Data extracted from a collection:
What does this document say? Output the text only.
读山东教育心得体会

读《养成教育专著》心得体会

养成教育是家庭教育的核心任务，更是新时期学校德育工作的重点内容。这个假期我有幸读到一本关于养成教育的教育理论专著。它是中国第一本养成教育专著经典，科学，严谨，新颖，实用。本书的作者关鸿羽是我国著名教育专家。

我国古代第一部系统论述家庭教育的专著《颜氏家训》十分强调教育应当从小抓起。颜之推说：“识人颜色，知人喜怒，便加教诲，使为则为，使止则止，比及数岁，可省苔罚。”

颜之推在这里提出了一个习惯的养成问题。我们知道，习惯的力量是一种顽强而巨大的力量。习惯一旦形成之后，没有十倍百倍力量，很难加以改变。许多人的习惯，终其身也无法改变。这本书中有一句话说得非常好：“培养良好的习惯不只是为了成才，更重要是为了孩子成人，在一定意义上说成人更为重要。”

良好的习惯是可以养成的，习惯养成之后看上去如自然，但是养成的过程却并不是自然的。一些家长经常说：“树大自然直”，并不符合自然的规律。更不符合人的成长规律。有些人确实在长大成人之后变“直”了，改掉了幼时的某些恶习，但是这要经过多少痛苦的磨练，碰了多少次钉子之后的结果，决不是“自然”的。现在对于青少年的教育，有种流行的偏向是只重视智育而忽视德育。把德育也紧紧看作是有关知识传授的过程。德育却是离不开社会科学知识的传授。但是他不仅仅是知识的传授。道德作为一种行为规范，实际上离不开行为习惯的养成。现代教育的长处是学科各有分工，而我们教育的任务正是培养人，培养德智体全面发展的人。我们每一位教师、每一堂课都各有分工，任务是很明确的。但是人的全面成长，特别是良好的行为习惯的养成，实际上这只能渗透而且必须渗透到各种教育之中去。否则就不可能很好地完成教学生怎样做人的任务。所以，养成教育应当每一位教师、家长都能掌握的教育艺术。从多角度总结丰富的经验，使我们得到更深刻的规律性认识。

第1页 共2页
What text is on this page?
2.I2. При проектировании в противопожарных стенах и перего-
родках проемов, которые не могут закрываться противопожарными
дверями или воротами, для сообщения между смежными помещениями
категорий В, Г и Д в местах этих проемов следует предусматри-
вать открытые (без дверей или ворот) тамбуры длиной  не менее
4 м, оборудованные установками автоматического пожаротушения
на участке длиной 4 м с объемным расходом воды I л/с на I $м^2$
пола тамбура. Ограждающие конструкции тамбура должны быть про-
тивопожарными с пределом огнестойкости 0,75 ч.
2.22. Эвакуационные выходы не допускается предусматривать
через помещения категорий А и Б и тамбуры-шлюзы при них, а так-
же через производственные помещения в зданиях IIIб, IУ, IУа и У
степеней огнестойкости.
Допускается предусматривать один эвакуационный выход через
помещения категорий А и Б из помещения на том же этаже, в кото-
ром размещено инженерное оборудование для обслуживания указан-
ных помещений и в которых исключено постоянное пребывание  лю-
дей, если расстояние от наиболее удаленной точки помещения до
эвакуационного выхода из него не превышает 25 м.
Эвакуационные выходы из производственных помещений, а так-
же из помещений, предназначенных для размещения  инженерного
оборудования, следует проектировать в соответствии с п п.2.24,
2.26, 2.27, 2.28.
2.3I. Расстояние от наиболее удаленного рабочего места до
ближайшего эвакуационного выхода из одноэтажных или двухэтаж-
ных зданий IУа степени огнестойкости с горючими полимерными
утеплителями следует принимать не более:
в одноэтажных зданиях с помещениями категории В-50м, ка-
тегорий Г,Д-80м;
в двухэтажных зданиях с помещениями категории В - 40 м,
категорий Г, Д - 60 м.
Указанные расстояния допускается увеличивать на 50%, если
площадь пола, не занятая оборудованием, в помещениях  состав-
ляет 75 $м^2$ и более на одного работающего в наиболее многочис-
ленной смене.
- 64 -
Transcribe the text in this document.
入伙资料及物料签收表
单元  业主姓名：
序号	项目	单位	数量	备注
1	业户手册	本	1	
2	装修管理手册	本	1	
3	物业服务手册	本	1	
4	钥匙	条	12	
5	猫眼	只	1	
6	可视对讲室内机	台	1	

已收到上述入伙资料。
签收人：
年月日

Set task: Which lines include the word "через"? List them all.

Solution below:
через помещения категорий А и Б и тамбуры-шлюзы при них, а так-
же через производственные помещения в зданиях IIIб, IУ, IУа и У
Допускается предусматривать один эвакуационный выход через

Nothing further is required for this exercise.